AIM: Quote the whole listing word for word, please.

MATERIAL SHOWN:
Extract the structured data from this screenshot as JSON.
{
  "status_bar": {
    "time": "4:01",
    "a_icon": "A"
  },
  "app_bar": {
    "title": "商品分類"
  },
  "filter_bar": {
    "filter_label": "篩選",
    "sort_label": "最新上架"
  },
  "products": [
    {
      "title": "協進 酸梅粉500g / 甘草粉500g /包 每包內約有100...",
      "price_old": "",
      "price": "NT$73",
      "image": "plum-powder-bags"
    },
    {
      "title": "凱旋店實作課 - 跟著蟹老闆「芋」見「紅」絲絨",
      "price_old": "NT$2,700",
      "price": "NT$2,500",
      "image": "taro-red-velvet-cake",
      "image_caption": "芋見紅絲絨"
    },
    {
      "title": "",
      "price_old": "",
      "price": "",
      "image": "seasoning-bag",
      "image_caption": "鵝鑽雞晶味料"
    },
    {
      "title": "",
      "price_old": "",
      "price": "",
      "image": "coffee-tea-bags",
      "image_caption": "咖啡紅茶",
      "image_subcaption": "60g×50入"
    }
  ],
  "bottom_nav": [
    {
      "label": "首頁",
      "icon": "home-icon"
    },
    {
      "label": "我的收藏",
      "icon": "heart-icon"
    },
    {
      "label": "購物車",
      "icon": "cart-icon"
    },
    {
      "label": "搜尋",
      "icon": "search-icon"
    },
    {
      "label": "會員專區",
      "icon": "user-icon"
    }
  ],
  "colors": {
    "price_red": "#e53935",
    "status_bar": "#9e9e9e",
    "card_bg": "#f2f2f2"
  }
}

OUTPUT FOR THIS EXERCISE:
Extract the structured data from this screenshot as JSON.
{
  "status_bar": {
    "time": "4:01",
    "a_icon": "A"
  },
  "app_bar": {
    "title": "商品分類"
  },
  "filter_bar": {
    "filter_label": "篩選",
    "sort_label": "最新上架"
  },
  "products": [
    {
      "title": "協進 酸梅粉500g / 甘草粉500g /包 每包內約有100...",
      "price_old": "",
      "price": "NT$73",
      "image": "plum-powder-bags"
    },
    {
      "title": "凱旋店實作課 - 跟著蟹老闆「芋」見「紅」絲絨",
      "price_old": "NT$2,700",
      "price": "NT$2,500",
      "image": "taro-red-velvet-cake",
      "image_caption": "芋見紅絲絨"
    },
    {
      "title": "",
      "price_old": "",
      "price": "",
      "image": "seasoning-bag",
      "image_caption": "鵝鑽雞晶味料"
    },
    {
      "title": "",
      "price_old": "",
      "price": "",
      "image": "coffee-tea-bags",
      "image_caption": "咖啡紅茶",
      "image_subcaption": "60g×50入"
    }
  ],
  "bottom_nav": [
    {
      "label": "首頁",
      "icon": "home-icon"
    },
    {
      "label": "我的收藏",
      "icon": "heart-icon"
    },
    {
      "label": "購物車",
      "icon": "cart-icon"
    },
    {
      "label": "搜尋",
      "icon": "search-icon"
    },
    {
      "label": "會員專區",
      "icon": "user-icon"
    }
  ],
  "colors": {
    "price_red": "#e53935",
    "status_bar": "#9e9e9e",
    "card_bg": "#f2f2f2"
  }
}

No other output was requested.